» Job
From the listing below, pull out every line where the string "plain" appears.
— BEGIN —
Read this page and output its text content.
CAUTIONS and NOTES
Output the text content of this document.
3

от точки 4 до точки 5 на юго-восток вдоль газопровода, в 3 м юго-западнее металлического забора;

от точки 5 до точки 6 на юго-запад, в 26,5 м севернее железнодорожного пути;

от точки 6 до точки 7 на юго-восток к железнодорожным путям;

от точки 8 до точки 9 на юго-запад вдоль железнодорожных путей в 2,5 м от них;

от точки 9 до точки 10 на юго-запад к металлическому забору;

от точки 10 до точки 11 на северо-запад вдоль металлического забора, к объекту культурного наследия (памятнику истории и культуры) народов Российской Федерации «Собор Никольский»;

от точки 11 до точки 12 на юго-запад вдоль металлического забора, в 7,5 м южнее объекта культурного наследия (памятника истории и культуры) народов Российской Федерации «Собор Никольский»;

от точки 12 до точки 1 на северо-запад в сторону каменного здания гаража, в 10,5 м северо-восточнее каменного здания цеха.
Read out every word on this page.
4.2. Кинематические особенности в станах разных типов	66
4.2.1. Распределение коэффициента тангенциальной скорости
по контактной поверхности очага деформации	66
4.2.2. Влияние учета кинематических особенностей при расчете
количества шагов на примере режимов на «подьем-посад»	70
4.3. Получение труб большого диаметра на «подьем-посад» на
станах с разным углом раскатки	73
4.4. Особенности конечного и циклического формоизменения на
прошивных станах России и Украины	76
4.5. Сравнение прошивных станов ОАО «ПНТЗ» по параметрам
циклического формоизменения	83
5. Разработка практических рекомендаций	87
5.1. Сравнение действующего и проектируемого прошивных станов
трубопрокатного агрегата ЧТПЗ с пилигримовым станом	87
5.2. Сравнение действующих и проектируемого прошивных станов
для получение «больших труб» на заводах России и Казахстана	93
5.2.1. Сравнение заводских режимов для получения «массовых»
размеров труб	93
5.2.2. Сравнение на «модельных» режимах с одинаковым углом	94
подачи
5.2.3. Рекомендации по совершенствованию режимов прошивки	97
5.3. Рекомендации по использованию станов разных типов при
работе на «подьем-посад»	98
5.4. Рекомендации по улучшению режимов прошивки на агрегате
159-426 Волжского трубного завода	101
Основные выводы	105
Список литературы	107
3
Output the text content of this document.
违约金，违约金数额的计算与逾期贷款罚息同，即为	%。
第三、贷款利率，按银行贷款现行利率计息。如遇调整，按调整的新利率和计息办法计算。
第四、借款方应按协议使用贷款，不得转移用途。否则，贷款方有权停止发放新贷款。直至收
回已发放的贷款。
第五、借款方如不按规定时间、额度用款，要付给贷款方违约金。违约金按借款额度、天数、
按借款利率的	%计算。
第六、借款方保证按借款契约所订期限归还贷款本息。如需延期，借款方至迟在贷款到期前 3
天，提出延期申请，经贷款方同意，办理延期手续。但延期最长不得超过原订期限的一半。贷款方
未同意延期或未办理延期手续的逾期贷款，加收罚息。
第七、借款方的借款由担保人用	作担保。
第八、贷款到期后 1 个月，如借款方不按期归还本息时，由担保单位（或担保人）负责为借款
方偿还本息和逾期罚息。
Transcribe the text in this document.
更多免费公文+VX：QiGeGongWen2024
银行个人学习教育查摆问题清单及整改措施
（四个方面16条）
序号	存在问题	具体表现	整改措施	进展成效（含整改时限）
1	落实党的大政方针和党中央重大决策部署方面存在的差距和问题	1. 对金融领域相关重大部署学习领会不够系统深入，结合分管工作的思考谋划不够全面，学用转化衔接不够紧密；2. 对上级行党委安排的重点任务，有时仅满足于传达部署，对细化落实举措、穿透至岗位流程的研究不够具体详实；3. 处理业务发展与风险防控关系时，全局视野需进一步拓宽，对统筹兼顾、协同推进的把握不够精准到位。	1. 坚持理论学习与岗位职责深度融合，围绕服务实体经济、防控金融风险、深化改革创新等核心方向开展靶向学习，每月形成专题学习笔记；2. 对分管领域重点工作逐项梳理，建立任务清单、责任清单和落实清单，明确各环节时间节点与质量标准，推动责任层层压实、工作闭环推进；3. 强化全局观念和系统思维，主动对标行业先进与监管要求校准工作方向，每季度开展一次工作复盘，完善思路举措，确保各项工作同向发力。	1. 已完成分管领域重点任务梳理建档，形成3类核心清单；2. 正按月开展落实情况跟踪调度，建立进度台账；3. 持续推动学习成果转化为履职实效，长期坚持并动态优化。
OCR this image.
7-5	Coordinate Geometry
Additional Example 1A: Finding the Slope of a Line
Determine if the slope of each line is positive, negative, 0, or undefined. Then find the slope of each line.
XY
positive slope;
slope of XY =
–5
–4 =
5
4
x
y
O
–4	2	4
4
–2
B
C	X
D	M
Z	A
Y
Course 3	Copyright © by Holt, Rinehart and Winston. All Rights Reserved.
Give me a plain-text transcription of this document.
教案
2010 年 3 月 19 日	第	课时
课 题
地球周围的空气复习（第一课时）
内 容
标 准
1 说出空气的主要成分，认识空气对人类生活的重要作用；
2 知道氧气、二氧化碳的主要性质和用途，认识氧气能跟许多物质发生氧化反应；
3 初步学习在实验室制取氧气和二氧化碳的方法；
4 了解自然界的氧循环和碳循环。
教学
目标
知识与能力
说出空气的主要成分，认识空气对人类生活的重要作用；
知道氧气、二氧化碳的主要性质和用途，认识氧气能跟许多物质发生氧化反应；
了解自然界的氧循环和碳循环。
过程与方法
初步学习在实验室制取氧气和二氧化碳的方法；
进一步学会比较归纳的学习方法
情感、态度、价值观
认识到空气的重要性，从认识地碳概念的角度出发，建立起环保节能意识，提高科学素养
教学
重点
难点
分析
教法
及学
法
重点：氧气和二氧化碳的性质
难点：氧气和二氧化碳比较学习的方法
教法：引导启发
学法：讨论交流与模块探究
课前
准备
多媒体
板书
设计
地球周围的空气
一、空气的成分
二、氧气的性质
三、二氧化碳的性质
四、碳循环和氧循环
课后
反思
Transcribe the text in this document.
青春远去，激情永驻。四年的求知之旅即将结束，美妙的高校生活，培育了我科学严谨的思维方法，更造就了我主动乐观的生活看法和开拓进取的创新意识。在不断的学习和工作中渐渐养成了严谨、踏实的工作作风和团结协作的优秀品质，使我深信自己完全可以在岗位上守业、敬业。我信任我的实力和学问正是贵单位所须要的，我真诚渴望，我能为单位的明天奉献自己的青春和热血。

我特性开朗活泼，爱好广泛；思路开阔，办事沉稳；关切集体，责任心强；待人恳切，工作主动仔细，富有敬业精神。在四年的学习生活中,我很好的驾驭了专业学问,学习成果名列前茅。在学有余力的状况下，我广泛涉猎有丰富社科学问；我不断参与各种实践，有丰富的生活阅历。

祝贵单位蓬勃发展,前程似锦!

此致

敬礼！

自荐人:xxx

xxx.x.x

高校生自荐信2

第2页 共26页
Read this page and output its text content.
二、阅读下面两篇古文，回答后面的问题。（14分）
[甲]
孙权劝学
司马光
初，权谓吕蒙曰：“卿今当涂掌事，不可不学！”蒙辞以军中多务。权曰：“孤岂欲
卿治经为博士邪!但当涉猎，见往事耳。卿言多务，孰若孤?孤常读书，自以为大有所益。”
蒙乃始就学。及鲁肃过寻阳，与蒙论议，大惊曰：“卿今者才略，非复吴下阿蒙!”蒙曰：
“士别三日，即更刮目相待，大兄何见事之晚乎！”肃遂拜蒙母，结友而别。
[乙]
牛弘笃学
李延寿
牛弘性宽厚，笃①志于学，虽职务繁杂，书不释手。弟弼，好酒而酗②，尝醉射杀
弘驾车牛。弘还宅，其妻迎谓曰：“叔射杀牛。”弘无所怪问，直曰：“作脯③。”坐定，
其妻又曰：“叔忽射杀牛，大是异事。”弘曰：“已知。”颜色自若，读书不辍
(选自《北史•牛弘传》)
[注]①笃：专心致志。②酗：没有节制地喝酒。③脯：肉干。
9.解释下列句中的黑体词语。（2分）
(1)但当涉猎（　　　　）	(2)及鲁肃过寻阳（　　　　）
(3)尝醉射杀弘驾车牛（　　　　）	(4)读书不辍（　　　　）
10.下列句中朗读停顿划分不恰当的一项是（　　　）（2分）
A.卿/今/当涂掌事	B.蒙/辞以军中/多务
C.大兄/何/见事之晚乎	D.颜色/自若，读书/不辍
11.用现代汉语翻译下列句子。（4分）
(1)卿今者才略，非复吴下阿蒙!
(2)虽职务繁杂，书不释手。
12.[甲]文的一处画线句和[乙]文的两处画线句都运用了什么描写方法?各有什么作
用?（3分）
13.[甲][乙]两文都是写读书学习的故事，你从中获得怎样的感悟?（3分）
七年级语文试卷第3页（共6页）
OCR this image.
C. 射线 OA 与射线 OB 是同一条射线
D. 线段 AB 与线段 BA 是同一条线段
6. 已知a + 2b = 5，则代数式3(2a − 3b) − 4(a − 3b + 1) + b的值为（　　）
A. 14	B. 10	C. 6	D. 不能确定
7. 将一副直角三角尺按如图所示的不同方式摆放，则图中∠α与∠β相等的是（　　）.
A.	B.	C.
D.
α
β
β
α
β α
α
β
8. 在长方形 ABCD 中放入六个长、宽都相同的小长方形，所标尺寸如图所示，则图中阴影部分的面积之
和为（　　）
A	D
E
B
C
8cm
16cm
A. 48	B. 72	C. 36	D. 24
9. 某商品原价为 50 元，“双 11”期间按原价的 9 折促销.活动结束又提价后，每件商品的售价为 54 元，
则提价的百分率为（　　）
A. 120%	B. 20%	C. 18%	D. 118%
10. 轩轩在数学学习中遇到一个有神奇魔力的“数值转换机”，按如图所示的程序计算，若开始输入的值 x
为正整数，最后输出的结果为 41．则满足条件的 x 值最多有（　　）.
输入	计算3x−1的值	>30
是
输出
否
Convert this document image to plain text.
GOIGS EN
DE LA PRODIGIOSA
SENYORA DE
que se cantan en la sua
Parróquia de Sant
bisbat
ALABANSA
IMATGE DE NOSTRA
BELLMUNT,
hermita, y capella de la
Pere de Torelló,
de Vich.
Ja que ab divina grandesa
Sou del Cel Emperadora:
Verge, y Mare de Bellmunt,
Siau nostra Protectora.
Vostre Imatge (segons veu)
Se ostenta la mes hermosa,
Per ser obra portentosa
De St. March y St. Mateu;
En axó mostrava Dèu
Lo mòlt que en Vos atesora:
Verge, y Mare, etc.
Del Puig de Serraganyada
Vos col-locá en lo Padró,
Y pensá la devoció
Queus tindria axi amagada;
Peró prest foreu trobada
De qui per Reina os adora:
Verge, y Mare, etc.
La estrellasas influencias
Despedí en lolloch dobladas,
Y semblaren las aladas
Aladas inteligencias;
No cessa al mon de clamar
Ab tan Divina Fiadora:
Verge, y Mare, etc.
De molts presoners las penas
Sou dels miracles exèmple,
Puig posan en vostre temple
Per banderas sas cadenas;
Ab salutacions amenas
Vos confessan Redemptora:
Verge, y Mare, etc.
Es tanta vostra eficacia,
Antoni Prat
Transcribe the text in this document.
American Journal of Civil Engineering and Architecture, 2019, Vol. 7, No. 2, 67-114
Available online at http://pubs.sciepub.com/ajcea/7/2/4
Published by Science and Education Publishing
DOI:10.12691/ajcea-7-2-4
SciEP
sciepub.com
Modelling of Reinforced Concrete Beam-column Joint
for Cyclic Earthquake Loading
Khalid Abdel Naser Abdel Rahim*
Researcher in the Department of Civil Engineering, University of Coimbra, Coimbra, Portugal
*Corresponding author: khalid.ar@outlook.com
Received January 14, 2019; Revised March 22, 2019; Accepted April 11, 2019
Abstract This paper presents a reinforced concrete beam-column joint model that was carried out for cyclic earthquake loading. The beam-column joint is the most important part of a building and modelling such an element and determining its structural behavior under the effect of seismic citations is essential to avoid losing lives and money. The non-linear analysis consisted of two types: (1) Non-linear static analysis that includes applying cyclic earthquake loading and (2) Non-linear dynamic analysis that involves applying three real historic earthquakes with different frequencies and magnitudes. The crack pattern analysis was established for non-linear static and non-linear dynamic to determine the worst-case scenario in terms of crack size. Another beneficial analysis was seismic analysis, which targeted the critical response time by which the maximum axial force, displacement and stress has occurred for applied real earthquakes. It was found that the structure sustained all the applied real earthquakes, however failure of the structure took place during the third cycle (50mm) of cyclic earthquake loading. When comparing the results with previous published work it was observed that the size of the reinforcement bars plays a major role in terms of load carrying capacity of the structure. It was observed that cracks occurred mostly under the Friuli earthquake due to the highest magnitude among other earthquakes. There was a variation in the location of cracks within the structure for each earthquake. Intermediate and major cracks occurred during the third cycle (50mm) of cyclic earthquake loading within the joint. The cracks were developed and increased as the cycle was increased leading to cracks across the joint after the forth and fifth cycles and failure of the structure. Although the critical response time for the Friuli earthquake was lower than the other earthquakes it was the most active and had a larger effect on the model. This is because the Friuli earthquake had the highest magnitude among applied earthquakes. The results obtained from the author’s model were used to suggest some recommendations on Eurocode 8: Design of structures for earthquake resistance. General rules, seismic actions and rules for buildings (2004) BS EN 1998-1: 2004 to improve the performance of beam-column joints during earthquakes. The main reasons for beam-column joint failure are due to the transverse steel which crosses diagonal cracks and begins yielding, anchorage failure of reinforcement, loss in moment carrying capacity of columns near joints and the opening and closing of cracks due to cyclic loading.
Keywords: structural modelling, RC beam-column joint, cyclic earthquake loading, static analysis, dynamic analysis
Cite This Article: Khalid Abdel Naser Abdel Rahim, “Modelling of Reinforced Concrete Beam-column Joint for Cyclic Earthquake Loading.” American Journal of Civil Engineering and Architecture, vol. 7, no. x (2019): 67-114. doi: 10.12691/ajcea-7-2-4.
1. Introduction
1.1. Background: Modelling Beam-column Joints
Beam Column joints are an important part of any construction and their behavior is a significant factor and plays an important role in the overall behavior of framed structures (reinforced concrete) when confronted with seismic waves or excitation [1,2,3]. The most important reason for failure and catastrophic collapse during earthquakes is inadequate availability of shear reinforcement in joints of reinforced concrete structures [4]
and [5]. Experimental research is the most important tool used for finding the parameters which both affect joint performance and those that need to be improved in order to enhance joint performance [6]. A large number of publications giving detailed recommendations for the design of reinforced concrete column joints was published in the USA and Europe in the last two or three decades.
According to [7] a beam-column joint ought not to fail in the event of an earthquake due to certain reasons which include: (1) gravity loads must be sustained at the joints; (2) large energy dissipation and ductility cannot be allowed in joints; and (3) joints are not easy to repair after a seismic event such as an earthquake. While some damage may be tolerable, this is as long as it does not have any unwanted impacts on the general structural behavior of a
— END —
» Answer
Give me a plain-text transcription of this document.
Convert this document image to plain text.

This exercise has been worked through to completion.